◆ THE REQUEST: Keep the wording of each record exactly the same when you repeat it, and leave out pictures.

## Start DATA FOR PROCESSING

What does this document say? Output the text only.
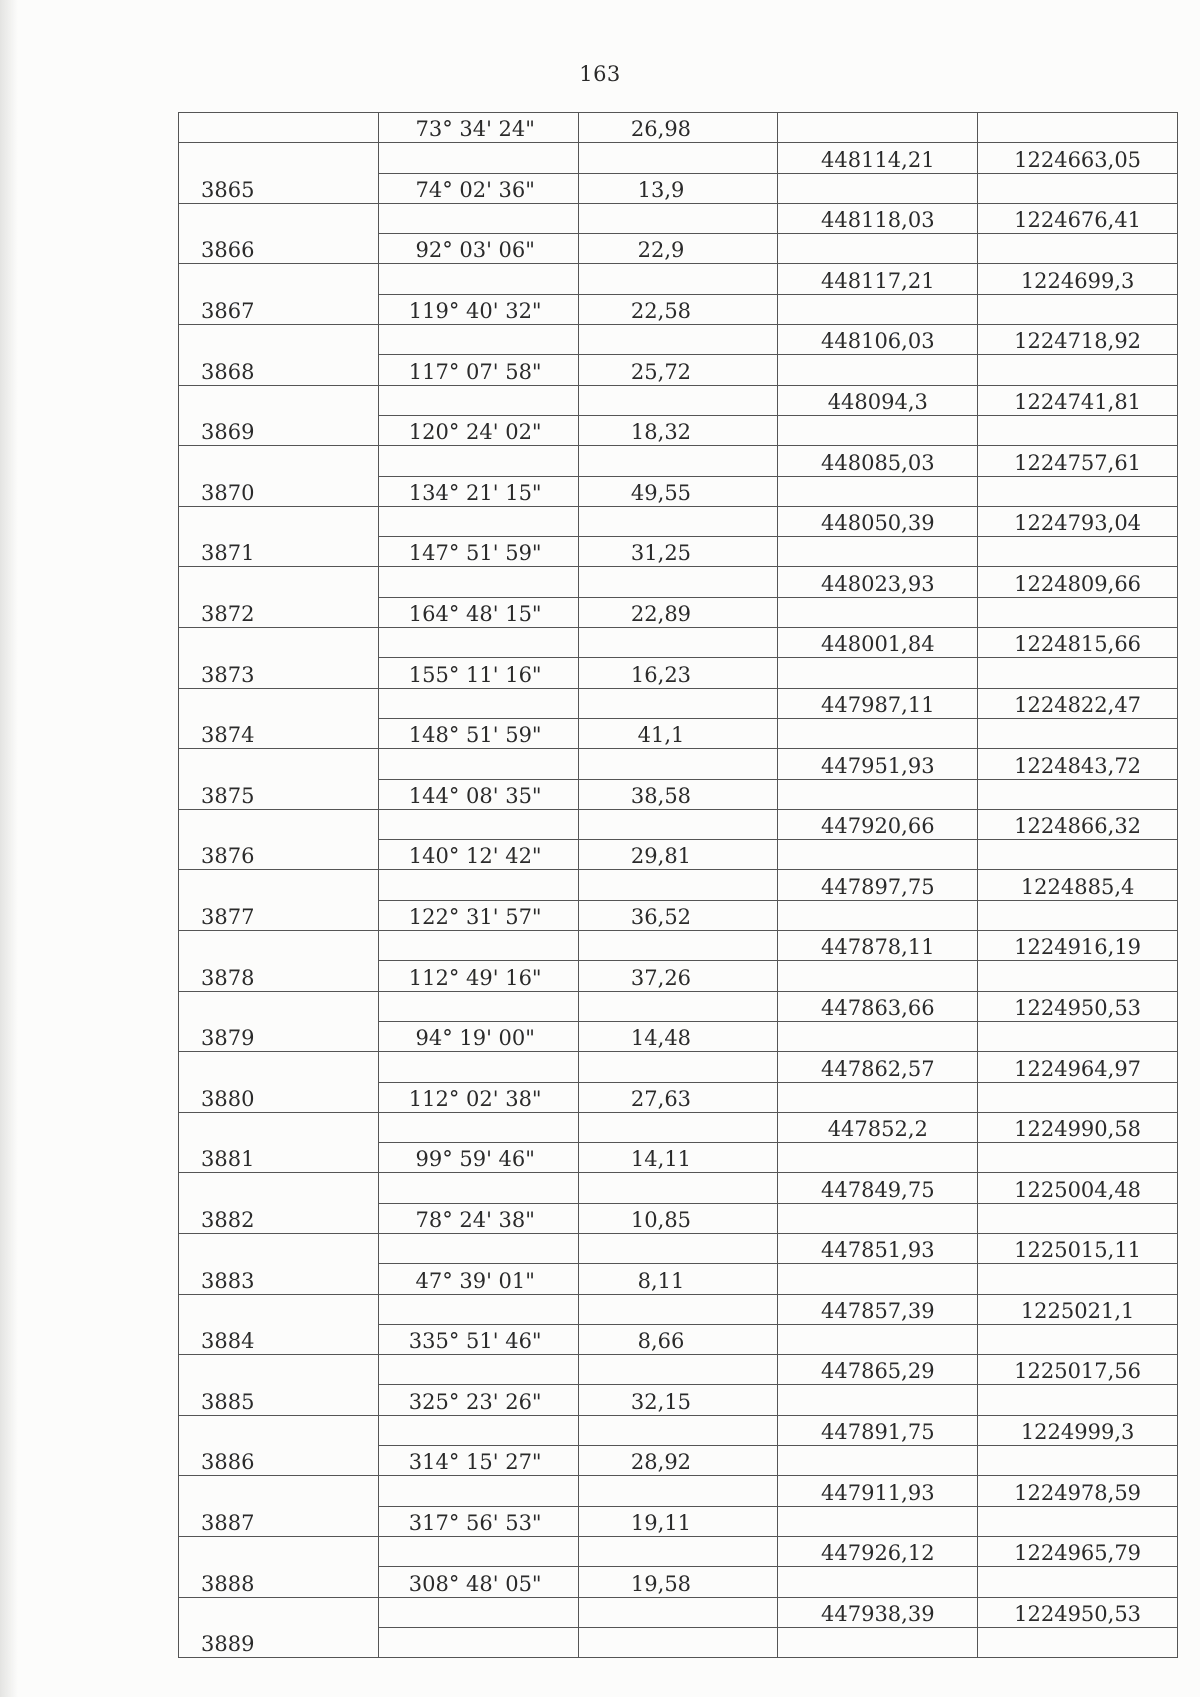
163
	73° 34' 24"	26,98		
3865			448114,21	1224663,05
	74° 02' 36"	13,9		
3866			448118,03	1224676,41
	92° 03' 06"	22,9		
3867			448117,21	1224699,3
	119° 40' 32"	22,58		
3868			448106,03	1224718,92
	117° 07' 58"	25,72		
3869			448094,3	1224741,81
	120° 24' 02"	18,32		
3870			448085,03	1224757,61
	134° 21' 15"	49,55		
3871			448050,39	1224793,04
	147° 51' 59"	31,25		
3872			448023,93	1224809,66
	164° 48' 15"	22,89		
3873			448001,84	1224815,66
	155° 11' 16"	16,23		
3874			447987,11	1224822,47
	148° 51' 59"	41,1		
3875			447951,93	1224843,72
	144° 08' 35"	38,58		
3876			447920,66	1224866,32
	140° 12' 42"	29,81		
3877			447897,75	1224885,4
	122° 31' 57"	36,52		
3878			447878,11	1224916,19
	112° 49' 16"	37,26		
3879			447863,66	1224950,53
	94° 19' 00"	14,48		
3880			447862,57	1224964,97
	112° 02' 38"	27,63		
3881			447852,2	1224990,58
	99° 59' 46"	14,11		
3882			447849,75	1225004,48
	78° 24' 38"	10,85		
3883			447851,93	1225015,11
	47° 39' 01"	8,11		
3884			447857,39	1225021,1
	335° 51' 46"	8,66		
3885			447865,29	1225017,56
	325° 23' 26"	32,15		
3886			447891,75	1224999,3
	314° 15' 27"	28,92		
3887			447911,93	1224978,59
	317° 56' 53"	19,11		
3888			447926,12	1224965,79
	308° 48' 05"	19,58		
3889			447938,39	1224950,53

## End DATA FOR PROCESSING

◆ CORRECT RESPONSE:
What does this document say? Output the text only.
163
	73° 34' 24"	26,98		
3865			448114,21	1224663,05
	74° 02' 36"	13,9		
3866			448118,03	1224676,41
	92° 03' 06"	22,9		
3867			448117,21	1224699,3
	119° 40' 32"	22,58		
3868			448106,03	1224718,92
	117° 07' 58"	25,72		
3869			448094,3	1224741,81
	120° 24' 02"	18,32		
3870			448085,03	1224757,61
	134° 21' 15"	49,55		
3871			448050,39	1224793,04
	147° 51' 59"	31,25		
3872			448023,93	1224809,66
	164° 48' 15"	22,89		
3873			448001,84	1224815,66
	155° 11' 16"	16,23		
3874			447987,11	1224822,47
	148° 51' 59"	41,1		
3875			447951,93	1224843,72
	144° 08' 35"	38,58		
3876			447920,66	1224866,32
	140° 12' 42"	29,81		
3877			447897,75	1224885,4
	122° 31' 57"	36,52		
3878			447878,11	1224916,19
	112° 49' 16"	37,26		
3879			447863,66	1224950,53
	94° 19' 00"	14,48		
3880			447862,57	1224964,97
	112° 02' 38"	27,63		
3881			447852,2	1224990,58
	99° 59' 46"	14,11		
3882			447849,75	1225004,48
	78° 24' 38"	10,85		
3883			447851,93	1225015,11
	47° 39' 01"	8,11		
3884			447857,39	1225021,1
	335° 51' 46"	8,66		
3885			447865,29	1225017,56
	325° 23' 26"	32,15		
3886			447891,75	1224999,3
	314° 15' 27"	28,92		
3887			447911,93	1224978,59
	317° 56' 53"	19,11		
3888			447926,12	1224965,79
	308° 48' 05"	19,58		
3889			447938,39	1224950,53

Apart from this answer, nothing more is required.